> **Data rows**:
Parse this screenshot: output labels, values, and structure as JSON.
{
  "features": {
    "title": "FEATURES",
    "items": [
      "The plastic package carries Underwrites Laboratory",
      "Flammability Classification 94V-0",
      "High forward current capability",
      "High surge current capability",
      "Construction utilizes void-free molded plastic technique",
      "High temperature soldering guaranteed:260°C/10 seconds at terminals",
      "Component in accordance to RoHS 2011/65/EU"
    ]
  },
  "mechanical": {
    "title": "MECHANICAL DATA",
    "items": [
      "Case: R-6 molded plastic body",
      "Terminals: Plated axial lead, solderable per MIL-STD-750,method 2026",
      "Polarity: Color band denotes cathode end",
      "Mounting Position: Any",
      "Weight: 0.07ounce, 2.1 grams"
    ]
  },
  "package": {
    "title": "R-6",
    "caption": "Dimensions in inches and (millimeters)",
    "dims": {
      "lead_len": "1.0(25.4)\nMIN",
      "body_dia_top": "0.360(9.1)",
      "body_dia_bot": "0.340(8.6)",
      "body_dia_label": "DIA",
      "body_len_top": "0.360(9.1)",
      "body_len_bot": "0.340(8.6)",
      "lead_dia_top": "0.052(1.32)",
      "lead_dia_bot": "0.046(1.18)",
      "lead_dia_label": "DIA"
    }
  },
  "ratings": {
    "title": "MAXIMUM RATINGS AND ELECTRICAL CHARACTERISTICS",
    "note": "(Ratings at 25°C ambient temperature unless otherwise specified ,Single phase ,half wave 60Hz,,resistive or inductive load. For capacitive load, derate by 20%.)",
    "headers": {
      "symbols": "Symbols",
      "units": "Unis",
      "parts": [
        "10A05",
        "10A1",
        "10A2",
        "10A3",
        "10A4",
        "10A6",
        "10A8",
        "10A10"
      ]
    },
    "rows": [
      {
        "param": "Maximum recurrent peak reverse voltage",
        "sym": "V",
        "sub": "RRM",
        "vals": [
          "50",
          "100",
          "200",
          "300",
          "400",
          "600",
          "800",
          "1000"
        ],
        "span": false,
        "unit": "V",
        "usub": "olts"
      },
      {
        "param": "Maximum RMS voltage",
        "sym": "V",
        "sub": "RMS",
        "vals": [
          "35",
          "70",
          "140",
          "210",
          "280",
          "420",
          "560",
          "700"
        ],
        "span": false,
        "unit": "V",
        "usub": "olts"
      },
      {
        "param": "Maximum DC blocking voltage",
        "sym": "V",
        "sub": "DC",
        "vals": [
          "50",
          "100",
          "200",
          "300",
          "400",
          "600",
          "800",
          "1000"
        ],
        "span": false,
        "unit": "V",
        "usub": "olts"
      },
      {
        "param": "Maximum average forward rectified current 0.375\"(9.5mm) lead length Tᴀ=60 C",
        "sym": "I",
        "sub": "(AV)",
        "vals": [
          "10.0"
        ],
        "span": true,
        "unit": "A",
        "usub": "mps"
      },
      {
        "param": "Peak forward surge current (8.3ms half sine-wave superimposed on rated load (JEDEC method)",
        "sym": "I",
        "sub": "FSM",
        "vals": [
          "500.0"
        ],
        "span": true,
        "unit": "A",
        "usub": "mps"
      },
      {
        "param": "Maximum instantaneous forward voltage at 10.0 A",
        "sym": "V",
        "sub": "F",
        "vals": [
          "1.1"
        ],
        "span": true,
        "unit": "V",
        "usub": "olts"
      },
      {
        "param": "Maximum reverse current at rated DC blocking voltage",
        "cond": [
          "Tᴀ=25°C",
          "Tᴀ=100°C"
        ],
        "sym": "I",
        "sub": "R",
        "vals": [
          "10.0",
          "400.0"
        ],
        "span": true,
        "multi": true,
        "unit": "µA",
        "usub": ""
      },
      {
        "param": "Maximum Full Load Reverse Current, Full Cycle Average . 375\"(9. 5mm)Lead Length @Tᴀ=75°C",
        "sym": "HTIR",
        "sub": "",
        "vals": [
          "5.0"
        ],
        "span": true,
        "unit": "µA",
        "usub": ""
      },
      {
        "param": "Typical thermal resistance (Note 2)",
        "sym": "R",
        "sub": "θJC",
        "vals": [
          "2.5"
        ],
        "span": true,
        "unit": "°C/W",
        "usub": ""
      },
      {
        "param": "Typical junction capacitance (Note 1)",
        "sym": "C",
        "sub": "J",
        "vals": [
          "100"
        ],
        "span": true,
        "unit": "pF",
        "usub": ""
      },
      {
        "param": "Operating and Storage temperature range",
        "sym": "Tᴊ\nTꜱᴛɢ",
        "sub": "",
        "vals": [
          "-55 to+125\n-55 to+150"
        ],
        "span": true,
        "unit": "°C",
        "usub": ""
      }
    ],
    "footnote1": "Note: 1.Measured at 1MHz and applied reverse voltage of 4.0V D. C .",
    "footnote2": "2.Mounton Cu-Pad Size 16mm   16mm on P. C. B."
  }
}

> **What is required**:
Using the entries above, please restate each one word for word.

> **Result of this task**:
Parse this screenshot: output labels, values, and structure as JSON.
{
  "features": {
    "title": "FEATURES",
    "items": [
      "The plastic package carries Underwrites Laboratory",
      "Flammability Classification 94V-0",
      "High forward current capability",
      "High surge current capability",
      "Construction utilizes void-free molded plastic technique",
      "High temperature soldering guaranteed:260°C/10 seconds at terminals",
      "Component in accordance to RoHS 2011/65/EU"
    ]
  },
  "mechanical": {
    "title": "MECHANICAL DATA",
    "items": [
      "Case: R-6 molded plastic body",
      "Terminals: Plated axial lead, solderable per MIL-STD-750,method 2026",
      "Polarity: Color band denotes cathode end",
      "Mounting Position: Any",
      "Weight: 0.07ounce, 2.1 grams"
    ]
  },
  "package": {
    "title": "R-6",
    "caption": "Dimensions in inches and (millimeters)",
    "dims": {
      "lead_len": "1.0(25.4)\nMIN",
      "body_dia_top": "0.360(9.1)",
      "body_dia_bot": "0.340(8.6)",
      "body_dia_label": "DIA",
      "body_len_top": "0.360(9.1)",
      "body_len_bot": "0.340(8.6)",
      "lead_dia_top": "0.052(1.32)",
      "lead_dia_bot": "0.046(1.18)",
      "lead_dia_label": "DIA"
    }
  },
  "ratings": {
    "title": "MAXIMUM RATINGS AND ELECTRICAL CHARACTERISTICS",
    "note": "(Ratings at 25°C ambient temperature unless otherwise specified ,Single phase ,half wave 60Hz,,resistive or inductive load. For capacitive load, derate by 20%.)",
    "headers": {
      "symbols": "Symbols",
      "units": "Unis",
      "parts": [
        "10A05",
        "10A1",
        "10A2",
        "10A3",
        "10A4",
        "10A6",
        "10A8",
        "10A10"
      ]
    },
    "rows": [
      {
        "param": "Maximum recurrent peak reverse voltage",
        "sym": "V",
        "sub": "RRM",
        "vals": [
          "50",
          "100",
          "200",
          "300",
          "400",
          "600",
          "800",
          "1000"
        ],
        "span": false,
        "unit": "V",
        "usub": "olts"
      },
      {
        "param": "Maximum RMS voltage",
        "sym": "V",
        "sub": "RMS",
        "vals": [
          "35",
          "70",
          "140",
          "210",
          "280",
          "420",
          "560",
          "700"
        ],
        "span": false,
        "unit": "V",
        "usub": "olts"
      },
      {
        "param": "Maximum DC blocking voltage",
        "sym": "V",
        "sub": "DC",
        "vals": [
          "50",
          "100",
          "200",
          "300",
          "400",
          "600",
          "800",
          "1000"
        ],
        "span": false,
        "unit": "V",
        "usub": "olts"
      },
      {
        "param": "Maximum average forward rectified current 0.375\"(9.5mm) lead length Tᴀ=60 C",
        "sym": "I",
        "sub": "(AV)",
        "vals": [
          "10.0"
        ],
        "span": true,
        "unit": "A",
        "usub": "mps"
      },
      {
        "param": "Peak forward surge current (8.3ms half sine-wave superimposed on rated load (JEDEC method)",
        "sym": "I",
        "sub": "FSM",
        "vals": [
          "500.0"
        ],
        "span": true,
        "unit": "A",
        "usub": "mps"
      },
      {
        "param": "Maximum instantaneous forward voltage at 10.0 A",
        "sym": "V",
        "sub": "F",
        "vals": [
          "1.1"
        ],
        "span": true,
        "unit": "V",
        "usub": "olts"
      },
      {
        "param": "Maximum reverse current at rated DC blocking voltage",
        "cond": [
          "Tᴀ=25°C",
          "Tᴀ=100°C"
        ],
        "sym": "I",
        "sub": "R",
        "vals": [
          "10.0",
          "400.0"
        ],
        "span": true,
        "multi": true,
        "unit": "µA",
        "usub": ""
      },
      {
        "param": "Maximum Full Load Reverse Current, Full Cycle Average . 375\"(9. 5mm)Lead Length @Tᴀ=75°C",
        "sym": "HTIR",
        "sub": "",
        "vals": [
          "5.0"
        ],
        "span": true,
        "unit": "µA",
        "usub": ""
      },
      {
        "param": "Typical thermal resistance (Note 2)",
        "sym": "R",
        "sub": "θJC",
        "vals": [
          "2.5"
        ],
        "span": true,
        "unit": "°C/W",
        "usub": ""
      },
      {
        "param": "Typical junction capacitance (Note 1)",
        "sym": "C",
        "sub": "J",
        "vals": [
          "100"
        ],
        "span": true,
        "unit": "pF",
        "usub": ""
      },
      {
        "param": "Operating and Storage temperature range",
        "sym": "Tᴊ\nTꜱᴛɢ",
        "sub": "",
        "vals": [
          "-55 to+125\n-55 to+150"
        ],
        "span": true,
        "unit": "°C",
        "usub": ""
      }
    ],
    "footnote1": "Note: 1.Measured at 1MHz and applied reverse voltage of 4.0V D. C .",
    "footnote2": "2.Mounton Cu-Pad Size 16mm   16mm on P. C. B."
  }
}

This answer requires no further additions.